### What is required
Gather every line of the entries that includes the word "Advertising".

+++

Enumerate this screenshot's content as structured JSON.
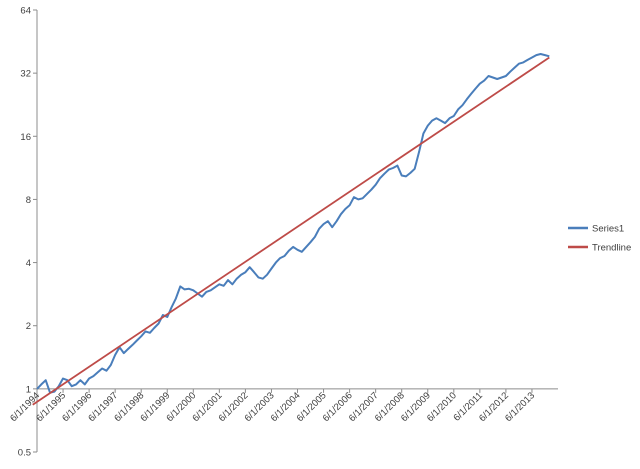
{
  "chart_data": {
    "type": "line",
    "y_scale": "log2",
    "ylim": [
      0.5,
      64
    ],
    "y_ticks": [
      "0.5",
      "1",
      "2",
      "4",
      "8",
      "16",
      "32",
      "64"
    ],
    "x_tick_labels": [
      "6/1/1994",
      "6/1/1995",
      "6/1/1996",
      "6/1/1997",
      "6/1/1998",
      "6/1/1999",
      "6/1/2000",
      "6/1/2001",
      "6/1/2002",
      "6/1/2003",
      "6/1/2004",
      "6/1/2005",
      "6/1/2006",
      "6/1/2007",
      "6/1/2008",
      "6/1/2009",
      "6/1/2010",
      "6/1/2011",
      "6/1/2012",
      "6/1/2013"
    ],
    "xlim": [
      "1994-06",
      "2014-06"
    ],
    "grid": false,
    "legend_position": "right",
    "series": [
      {
        "name": "Series1",
        "color": "#4a7ebb",
        "points": [
          [
            "1994-06",
            1.0
          ],
          [
            "1994-08",
            1.05
          ],
          [
            "1994-10",
            1.1
          ],
          [
            "1994-12",
            0.96
          ],
          [
            "1995-02",
            0.97
          ],
          [
            "1995-04",
            1.03
          ],
          [
            "1995-06",
            1.12
          ],
          [
            "1995-08",
            1.1
          ],
          [
            "1995-10",
            1.03
          ],
          [
            "1995-12",
            1.05
          ],
          [
            "1996-02",
            1.1
          ],
          [
            "1996-04",
            1.05
          ],
          [
            "1996-06",
            1.12
          ],
          [
            "1996-08",
            1.15
          ],
          [
            "1996-10",
            1.2
          ],
          [
            "1996-12",
            1.25
          ],
          [
            "1997-02",
            1.22
          ],
          [
            "1997-04",
            1.3
          ],
          [
            "1997-06",
            1.45
          ],
          [
            "1997-08",
            1.58
          ],
          [
            "1997-10",
            1.48
          ],
          [
            "1997-12",
            1.55
          ],
          [
            "1998-02",
            1.62
          ],
          [
            "1998-04",
            1.7
          ],
          [
            "1998-06",
            1.78
          ],
          [
            "1998-08",
            1.88
          ],
          [
            "1998-10",
            1.85
          ],
          [
            "1998-12",
            1.95
          ],
          [
            "1999-02",
            2.05
          ],
          [
            "1999-04",
            2.25
          ],
          [
            "1999-06",
            2.2
          ],
          [
            "1999-08",
            2.45
          ],
          [
            "1999-10",
            2.7
          ],
          [
            "1999-12",
            3.08
          ],
          [
            "2000-02",
            2.98
          ],
          [
            "2000-04",
            3.0
          ],
          [
            "2000-06",
            2.95
          ],
          [
            "2000-08",
            2.85
          ],
          [
            "2000-10",
            2.75
          ],
          [
            "2000-12",
            2.9
          ],
          [
            "2001-02",
            2.95
          ],
          [
            "2001-04",
            3.05
          ],
          [
            "2001-06",
            3.15
          ],
          [
            "2001-08",
            3.1
          ],
          [
            "2001-10",
            3.3
          ],
          [
            "2001-12",
            3.15
          ],
          [
            "2002-02",
            3.35
          ],
          [
            "2002-04",
            3.5
          ],
          [
            "2002-06",
            3.6
          ],
          [
            "2002-08",
            3.8
          ],
          [
            "2002-10",
            3.6
          ],
          [
            "2002-12",
            3.4
          ],
          [
            "2003-02",
            3.35
          ],
          [
            "2003-04",
            3.5
          ],
          [
            "2003-06",
            3.75
          ],
          [
            "2003-08",
            4.0
          ],
          [
            "2003-10",
            4.2
          ],
          [
            "2003-12",
            4.3
          ],
          [
            "2004-02",
            4.55
          ],
          [
            "2004-04",
            4.75
          ],
          [
            "2004-06",
            4.6
          ],
          [
            "2004-08",
            4.5
          ],
          [
            "2004-10",
            4.75
          ],
          [
            "2004-12",
            5.0
          ],
          [
            "2005-02",
            5.3
          ],
          [
            "2005-04",
            5.8
          ],
          [
            "2005-06",
            6.1
          ],
          [
            "2005-08",
            6.3
          ],
          [
            "2005-10",
            5.9
          ],
          [
            "2005-12",
            6.3
          ],
          [
            "2006-02",
            6.8
          ],
          [
            "2006-04",
            7.2
          ],
          [
            "2006-06",
            7.5
          ],
          [
            "2006-08",
            8.2
          ],
          [
            "2006-10",
            8.0
          ],
          [
            "2006-12",
            8.1
          ],
          [
            "2007-02",
            8.5
          ],
          [
            "2007-04",
            8.9
          ],
          [
            "2007-06",
            9.4
          ],
          [
            "2007-08",
            10.1
          ],
          [
            "2007-10",
            10.6
          ],
          [
            "2007-12",
            11.1
          ],
          [
            "2008-02",
            11.3
          ],
          [
            "2008-04",
            11.6
          ],
          [
            "2008-06",
            10.4
          ],
          [
            "2008-08",
            10.3
          ],
          [
            "2008-10",
            10.7
          ],
          [
            "2008-12",
            11.2
          ],
          [
            "2009-02",
            13.5
          ],
          [
            "2009-04",
            16.5
          ],
          [
            "2009-06",
            18.0
          ],
          [
            "2009-08",
            19.0
          ],
          [
            "2009-10",
            19.5
          ],
          [
            "2009-12",
            19.0
          ],
          [
            "2010-02",
            18.5
          ],
          [
            "2010-04",
            19.5
          ],
          [
            "2010-06",
            20.0
          ],
          [
            "2010-08",
            21.5
          ],
          [
            "2010-10",
            22.5
          ],
          [
            "2010-12",
            24.0
          ],
          [
            "2011-02",
            25.5
          ],
          [
            "2011-04",
            27.0
          ],
          [
            "2011-06",
            28.5
          ],
          [
            "2011-08",
            29.5
          ],
          [
            "2011-10",
            31.0
          ],
          [
            "2011-12",
            30.5
          ],
          [
            "2012-02",
            30.0
          ],
          [
            "2012-04",
            30.5
          ],
          [
            "2012-06",
            31.0
          ],
          [
            "2012-08",
            32.5
          ],
          [
            "2012-10",
            34.0
          ],
          [
            "2012-12",
            35.5
          ],
          [
            "2013-02",
            36.0
          ],
          [
            "2013-04",
            37.0
          ],
          [
            "2013-06",
            38.0
          ],
          [
            "2013-08",
            39.0
          ],
          [
            "2013-10",
            39.5
          ],
          [
            "2013-12",
            39.0
          ],
          [
            "2014-02",
            38.5
          ]
        ]
      },
      {
        "name": "Trendline",
        "color": "#be4b48",
        "points": [
          [
            "1994-04",
            0.84
          ],
          [
            "2014-02",
            38.0
          ]
        ]
      }
    ]
  }
}
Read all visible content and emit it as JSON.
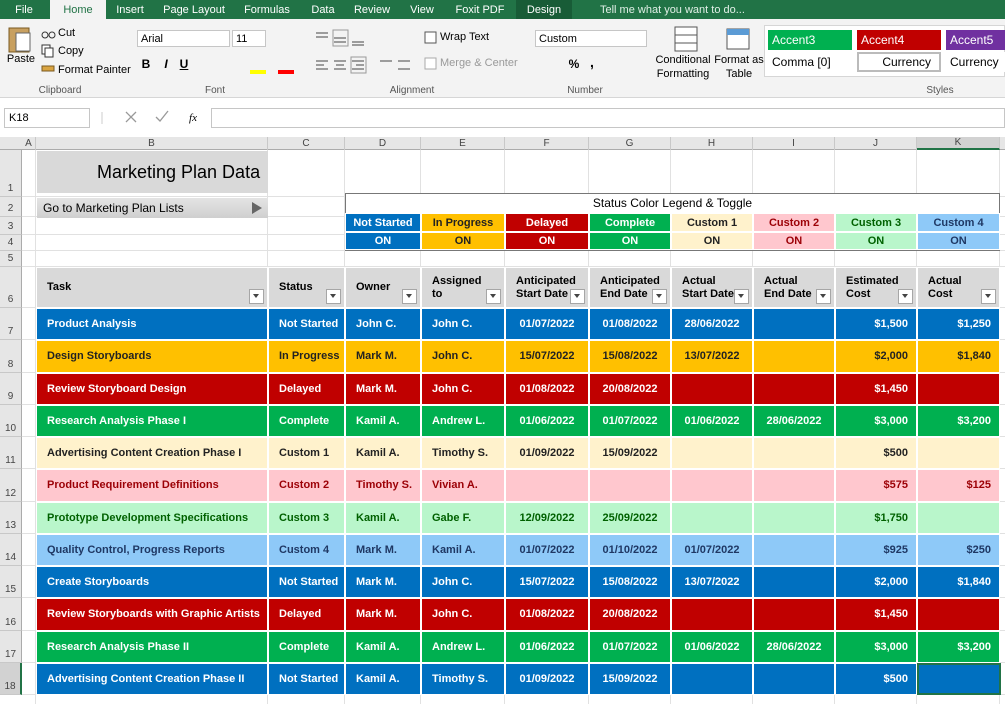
{
  "tabs": [
    "File",
    "Home",
    "Insert",
    "Page Layout",
    "Formulas",
    "Data",
    "Review",
    "View",
    "Foxit PDF",
    "Design"
  ],
  "tell_me": "Tell me what you want to do...",
  "ribbon": {
    "clipboard": {
      "paste": "Paste",
      "cut": "Cut",
      "copy": "Copy",
      "format_painter": "Format Painter",
      "label": "Clipboard"
    },
    "font": {
      "name": "Arial",
      "size": 11,
      "bold": "B",
      "italic": "I",
      "underline": "U",
      "label": "Font"
    },
    "alignment": {
      "wrap": "Wrap Text",
      "merge": "Merge & Center",
      "label": "Alignment"
    },
    "number": {
      "format": "Custom",
      "percent": "%",
      "comma": ",",
      "label": "Number"
    },
    "conditional": "Conditional Formatting",
    "format_table": "Format as Table",
    "styles": {
      "items": [
        {
          "text": "Accent3",
          "color": "#00b050",
          "text_color": "#ffffff"
        },
        {
          "text": "Accent4",
          "color": "#c00000",
          "text_color": "#ffffff"
        },
        {
          "text": "Accent5",
          "color": "#7030a0",
          "text_color": "#ffffff"
        },
        {
          "text": "Comma [0]",
          "color": "#ffffff",
          "text_color": "#000000"
        },
        {
          "text": "Currency",
          "color": "#ffffff",
          "text_color": "#000000"
        },
        {
          "text": "Currency",
          "color": "#ffffff",
          "text_color": "#000000"
        }
      ],
      "label": "Styles"
    }
  },
  "name_box": "K18",
  "fx": "fx",
  "columns": [
    "A",
    "B",
    "C",
    "D",
    "E",
    "F",
    "G",
    "H",
    "I",
    "J",
    "K"
  ],
  "rows": [
    1,
    2,
    3,
    4,
    5,
    6,
    7,
    8,
    9,
    10,
    11,
    12,
    13,
    14,
    15,
    16,
    17,
    18
  ],
  "sheet": {
    "title": "Marketing Plan Data",
    "link": "Go to Marketing Plan Lists",
    "legend": {
      "title": "Status Color Legend & Toggle",
      "items": [
        {
          "status": "Not Started",
          "toggle": "ON",
          "color": "#0070c0",
          "text_color": "#ffffff"
        },
        {
          "status": "In Progress",
          "toggle": "ON",
          "color": "#ffc000",
          "text_color": "#222222"
        },
        {
          "status": "Delayed",
          "toggle": "ON",
          "color": "#c00000",
          "text_color": "#ffffff"
        },
        {
          "status": "Complete",
          "toggle": "ON",
          "color": "#00b050",
          "text_color": "#ffffff"
        },
        {
          "status": "Custom 1",
          "toggle": "ON",
          "color": "#fff2cc",
          "text_color": "#222222"
        },
        {
          "status": "Custom 2",
          "toggle": "ON",
          "color": "#ffc7ce",
          "text_color": "#9c0006"
        },
        {
          "status": "Custom 3",
          "toggle": "ON",
          "color": "#b9f6cb",
          "text_color": "#006100"
        },
        {
          "status": "Custom 4",
          "toggle": "ON",
          "color": "#8ec9f8",
          "text_color": "#1f3864"
        }
      ]
    },
    "table": {
      "headers": [
        "Task",
        "Status",
        "Owner",
        "Assigned to",
        "Anticipated Start Date",
        "Anticipated End Date",
        "Actual Start Date",
        "Actual End Date",
        "Estimated Cost",
        "Actual Cost"
      ],
      "rows": [
        [
          "Product Analysis",
          "Not Started",
          "John C.",
          "John C.",
          "01/07/2022",
          "01/08/2022",
          "28/06/2022",
          null,
          "$1,500",
          "$1,250"
        ],
        [
          "Design Storyboards",
          "In Progress",
          "Mark M.",
          "John C.",
          "15/07/2022",
          "15/08/2022",
          "13/07/2022",
          null,
          "$2,000",
          "$1,840"
        ],
        [
          "Review Storyboard Design",
          "Delayed",
          "Mark M.",
          "John C.",
          "01/08/2022",
          "20/08/2022",
          null,
          null,
          "$1,450",
          null
        ],
        [
          "Research Analysis Phase I",
          "Complete",
          "Kamil A.",
          "Andrew L.",
          "01/06/2022",
          "01/07/2022",
          "01/06/2022",
          "28/06/2022",
          "$3,000",
          "$3,200"
        ],
        [
          "Advertising Content Creation Phase I",
          "Custom 1",
          "Kamil A.",
          "Timothy S.",
          "01/09/2022",
          "15/09/2022",
          null,
          null,
          "$500",
          null
        ],
        [
          "Product Requirement Definitions",
          "Custom 2",
          "Timothy S.",
          "Vivian A.",
          null,
          null,
          null,
          null,
          "$575",
          "$125"
        ],
        [
          "Prototype Development Specifications",
          "Custom 3",
          "Kamil A.",
          "Gabe F.",
          "12/09/2022",
          "25/09/2022",
          null,
          null,
          "$1,750",
          null
        ],
        [
          "Quality Control, Progress Reports",
          "Custom 4",
          "Mark M.",
          "Kamil A.",
          "01/07/2022",
          "01/10/2022",
          "01/07/2022",
          null,
          "$925",
          "$250"
        ],
        [
          "Create Storyboards",
          "Not Started",
          "Mark M.",
          "John C.",
          "15/07/2022",
          "15/08/2022",
          "13/07/2022",
          null,
          "$2,000",
          "$1,840"
        ],
        [
          "Review Storyboards with Graphic Artists",
          "Delayed",
          "Mark M.",
          "John C.",
          "01/08/2022",
          "20/08/2022",
          null,
          null,
          "$1,450",
          null
        ],
        [
          "Research Analysis Phase II",
          "Complete",
          "Kamil A.",
          "Andrew L.",
          "01/06/2022",
          "01/07/2022",
          "01/06/2022",
          "28/06/2022",
          "$3,000",
          "$3,200"
        ],
        [
          "Advertising Content Creation Phase II",
          "Not Started",
          "Kamil A.",
          "Timothy S.",
          "01/09/2022",
          "15/09/2022",
          null,
          null,
          "$500",
          null
        ]
      ]
    }
  }
}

+++

### Solved exercise
          "Advertising Content Creation Phase I",
          "Advertising Content Creation Phase II",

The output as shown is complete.